Return all lines in the material below that contain "màng".

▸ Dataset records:
☆ ☆ ☆ ☆

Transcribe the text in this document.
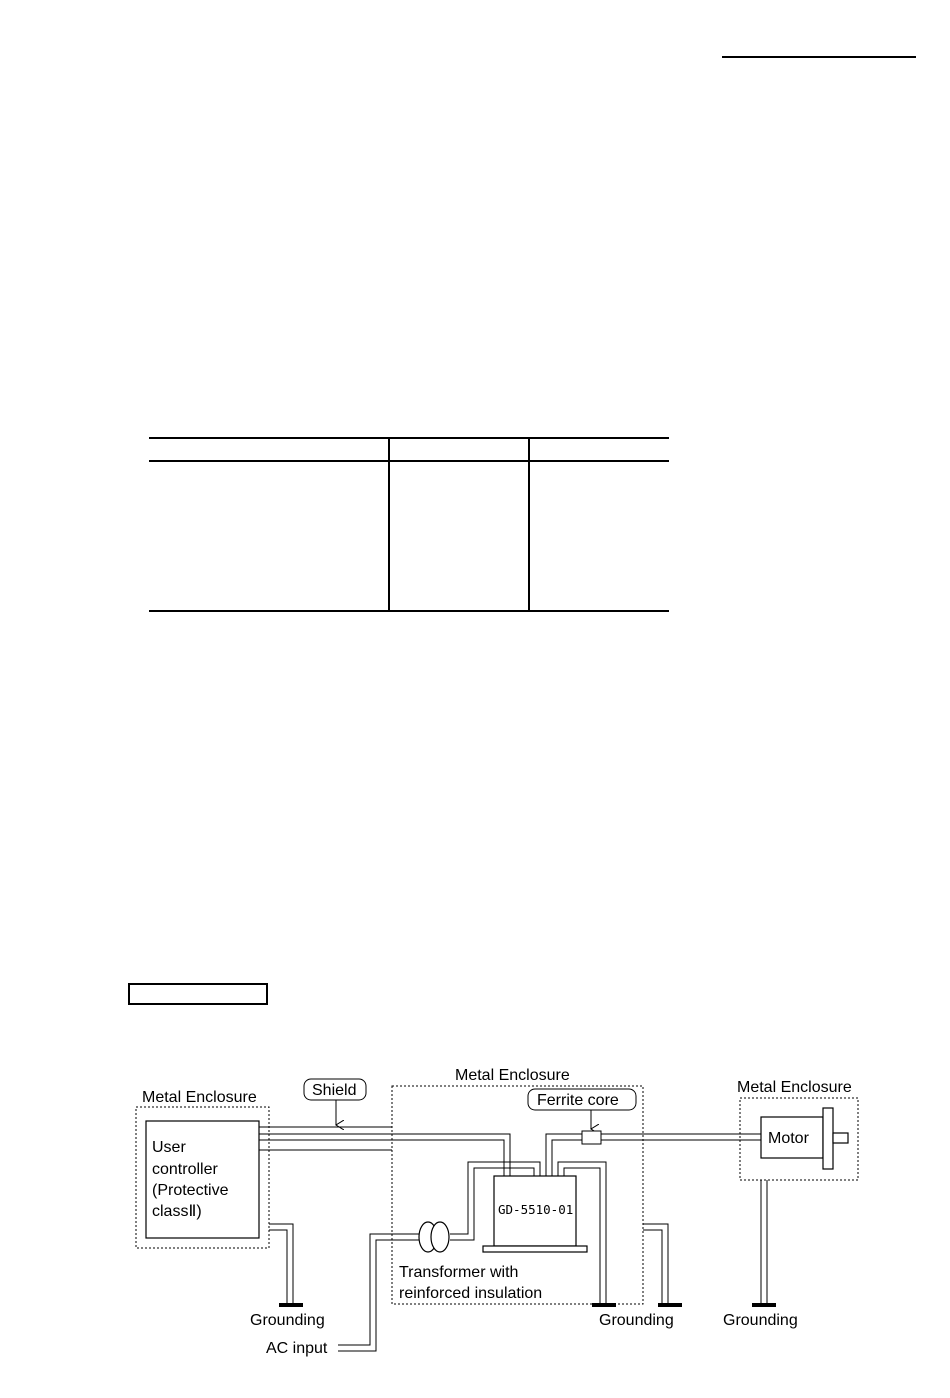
Metal Enclosure
User
controller
(Protective
classⅡ)
Shield
Metal Enclosure
GD-5510-01
Ferrite core
Transformer with
reinforced insulation
AC input
Grounding	Grounding
Metal Enclosure
Motor
Grounding
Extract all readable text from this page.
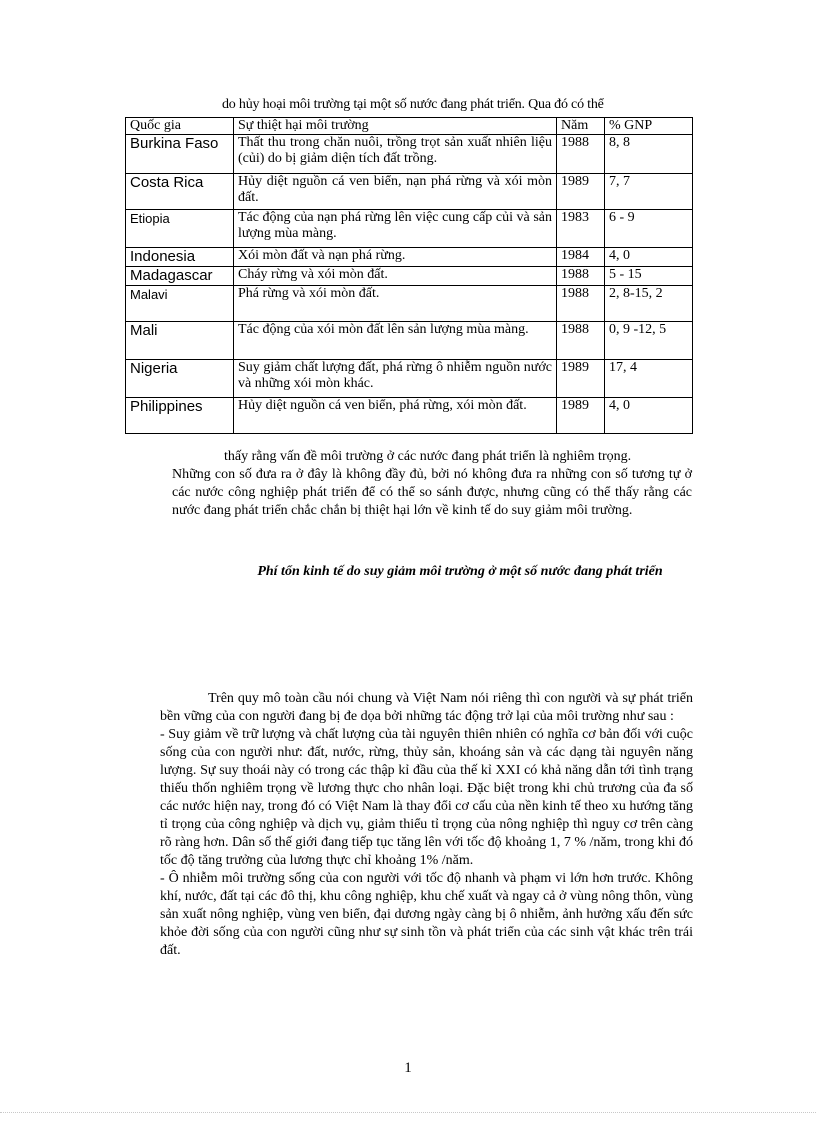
do hủy hoại môi trường tại một số nước đang phát triển. Qua đó có thể
Quốc gia	Sự thiệt hại môi trường	Năm	% GNP
Burkina Faso	Thất thu trong chăn nuôi, trồng trọt sản xuất nhiên liệu (củi) do bị giảm diện tích đất trồng.	1988	8, 8
Costa Rica	Hủy diệt nguồn cá ven biển, nạn phá rừng và xói mòn đất.	1989	7, 7
Etiopia	Tác động của nạn phá rừng lên việc cung cấp củi và sản lượng mùa màng.	1983	6 - 9
Indonesia	Xói mòn đất và nạn phá rừng.	1984	4, 0
Madagascar	Cháy rừng và xói mòn đất.	1988	5 - 15
Malavi	Phá rừng và xói mòn đất.	1988	2, 8-15, 2
Mali	Tác động của xói mòn đất lên sản lượng mùa màng.	1988	0, 9 -12, 5
Nigeria	Suy giảm chất lượng đất, phá rừng ô nhiễm nguồn nước và những xói mòn khác.	1989	17, 4
Philippines	Hủy diệt nguồn cá ven biển, phá rừng, xói mòn đất.	1989	4, 0
thấy rằng vấn đề môi trường ở các nước đang phát triển là nghiêm trọng.
Những con số đưa ra ở đây là không đầy đủ, bởi nó không đưa ra những con số tương tự ở các nước công nghiệp phát triển để có thể so sánh được, nhưng cũng có thể thấy rằng các nước đang phát triển chắc chắn bị thiệt hại lớn về kinh tế do suy giảm môi trường.
Phí tổn kinh tế do suy giảm môi trường ở một số nước đang phát triển

Trên quy mô toàn cầu nói chung và Việt Nam nói riêng thì con người và sự phát triển bền vững của con người đang bị đe dọa bởi những tác động trở lại của môi trường như sau :

- Suy giảm về trữ lượng và chất lượng của tài nguyên thiên nhiên có nghĩa cơ bản đối với cuộc sống của con người như: đất, nước, rừng, thủy sản, khoáng sản và các dạng tài nguyên năng lượng. Sự suy thoái này có trong các thập kỉ đầu của thế kỉ XXI có khả năng dẫn tới tình trạng thiếu thốn nghiêm trọng về lương thực cho nhân loại. Đặc biệt trong khi chủ trương của đa số các nước hiện nay, trong đó có Việt Nam là thay đổi cơ cấu của nền kinh tế theo xu hướng tăng tỉ trọng của công nghiệp và dịch vụ, giảm thiểu tỉ trọng của nông nghiệp thì nguy cơ trên càng rõ ràng hơn. Dân số thế giới đang tiếp tục tăng lên với tốc độ khoảng 1, 7 % /năm, trong khi đó tốc độ tăng trưởng của lương thực chỉ khoảng 1% /năm.

- Ô nhiễm môi trường sống của con người với tốc độ nhanh và phạm vi lớn hơn trước. Không khí, nước, đất tại các đô thị, khu công nghiệp, khu chế xuất và ngay cả ở vùng nông thôn, vùng sản xuất nông nghiệp, vùng ven biển, đại dương ngày càng bị ô nhiễm, ảnh hưởng xấu đến sức khỏe đời sống của con người cũng như sự sinh tồn và phát triển của các sinh vật khác trên trái đất.

1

☆ ☆ ☆ ☆

▸ In response:
Etiopia	Tác động của nạn phá rừng lên việc cung cấp củi và sản lượng mùa màng.	1983	6 - 9
Mali	Tác động của xói mòn đất lên sản lượng mùa màng.	1988	0, 9 -12, 5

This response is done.